## Begin EXTRACTED INFORMATION

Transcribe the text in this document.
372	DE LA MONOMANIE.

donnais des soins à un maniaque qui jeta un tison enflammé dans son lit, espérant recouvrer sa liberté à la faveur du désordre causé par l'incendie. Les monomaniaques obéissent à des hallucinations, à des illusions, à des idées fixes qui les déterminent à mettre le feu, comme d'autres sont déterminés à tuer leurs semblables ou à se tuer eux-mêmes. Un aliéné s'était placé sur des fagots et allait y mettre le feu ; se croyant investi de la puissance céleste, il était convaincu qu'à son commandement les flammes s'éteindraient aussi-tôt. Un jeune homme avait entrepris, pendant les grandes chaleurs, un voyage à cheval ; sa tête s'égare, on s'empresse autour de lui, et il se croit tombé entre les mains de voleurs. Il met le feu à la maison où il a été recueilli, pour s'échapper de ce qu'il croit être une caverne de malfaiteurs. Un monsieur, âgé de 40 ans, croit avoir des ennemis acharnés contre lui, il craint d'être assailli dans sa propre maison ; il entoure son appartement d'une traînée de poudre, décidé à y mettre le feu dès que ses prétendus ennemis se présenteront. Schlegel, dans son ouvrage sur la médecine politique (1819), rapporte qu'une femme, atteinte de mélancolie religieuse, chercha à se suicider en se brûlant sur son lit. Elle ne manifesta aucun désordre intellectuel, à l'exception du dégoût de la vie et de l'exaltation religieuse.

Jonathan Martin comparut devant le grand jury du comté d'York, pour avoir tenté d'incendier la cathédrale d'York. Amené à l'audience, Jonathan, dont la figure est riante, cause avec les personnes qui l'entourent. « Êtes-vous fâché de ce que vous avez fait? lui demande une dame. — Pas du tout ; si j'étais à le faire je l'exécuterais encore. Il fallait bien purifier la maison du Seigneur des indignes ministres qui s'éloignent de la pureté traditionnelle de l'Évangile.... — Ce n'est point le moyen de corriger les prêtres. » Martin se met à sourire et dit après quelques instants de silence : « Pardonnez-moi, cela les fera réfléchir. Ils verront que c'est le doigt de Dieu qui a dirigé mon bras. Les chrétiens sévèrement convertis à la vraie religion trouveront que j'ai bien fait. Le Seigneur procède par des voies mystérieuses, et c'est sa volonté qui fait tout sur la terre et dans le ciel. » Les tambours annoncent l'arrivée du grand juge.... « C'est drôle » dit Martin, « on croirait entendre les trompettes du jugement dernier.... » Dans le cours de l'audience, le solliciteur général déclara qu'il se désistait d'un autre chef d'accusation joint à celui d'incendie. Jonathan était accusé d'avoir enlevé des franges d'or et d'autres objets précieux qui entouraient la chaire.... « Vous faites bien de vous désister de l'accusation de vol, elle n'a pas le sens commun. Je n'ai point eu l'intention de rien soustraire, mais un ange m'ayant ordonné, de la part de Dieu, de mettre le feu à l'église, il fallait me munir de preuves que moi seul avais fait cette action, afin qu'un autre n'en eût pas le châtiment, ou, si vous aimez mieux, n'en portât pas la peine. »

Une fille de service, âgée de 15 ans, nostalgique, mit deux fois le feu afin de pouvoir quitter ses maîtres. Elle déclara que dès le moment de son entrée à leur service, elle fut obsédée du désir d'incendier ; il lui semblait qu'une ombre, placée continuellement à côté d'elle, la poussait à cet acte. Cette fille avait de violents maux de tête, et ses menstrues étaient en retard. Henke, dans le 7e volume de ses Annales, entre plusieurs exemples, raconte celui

## End EXTRACTED INFORMATION

# WHAT THE TASK ASKS:
In the entries above, identify each line that includes the string "tête", then copy it.

# CORRECT RESPONSE:
donnais des soins à un maniaque qui jeta un tison enflammé dans son lit, espérant recouvrer sa liberté à la faveur du désordre causé par l'incendie. Les monomaniaques obéissent à des hallucinations, à des illusions, à des idées fixes qui les déterminent à mettre le feu, comme d'autres sont déterminés à tuer leurs semblables ou à se tuer eux-mêmes. Un aliéné s'était placé sur des fagots et allait y mettre le feu ; se croyant investi de la puissance céleste, il était convaincu qu'à son commandement les flammes s'éteindraient aussi-tôt. Un jeune homme avait entrepris, pendant les grandes chaleurs, un voyage à cheval ; sa tête s'égare, on s'empresse autour de lui, et il se croit tombé entre les mains de voleurs. Il met le feu à la maison où il a été recueilli, pour s'échapper de ce qu'il croit être une caverne de malfaiteurs. Un monsieur, âgé de 40 ans, croit avoir des ennemis acharnés contre lui, il craint d'être assailli dans sa propre maison ; il entoure son appartement d'une traînée de poudre, décidé à y mettre le feu dès que ses prétendus ennemis se présenteront. Schlegel, dans son ouvrage sur la médecine politique (1819), rapporte qu'une femme, atteinte de mélancolie religieuse, chercha à se suicider en se brûlant sur son lit. Elle ne manifesta aucun désordre intellectuel, à l'exception du dégoût de la vie et de l'exaltation religieuse.
Une fille de service, âgée de 15 ans, nostalgique, mit deux fois le feu afin de pouvoir quitter ses maîtres. Elle déclara que dès le moment de son entrée à leur service, elle fut obsédée du désir d'incendier ; il lui semblait qu'une ombre, placée continuellement à côté d'elle, la poussait à cet acte. Cette fille avait de violents maux de tête, et ses menstrues étaient en retard. Henke, dans le 7e volume de ses Annales, entre plusieurs exemples, raconte celui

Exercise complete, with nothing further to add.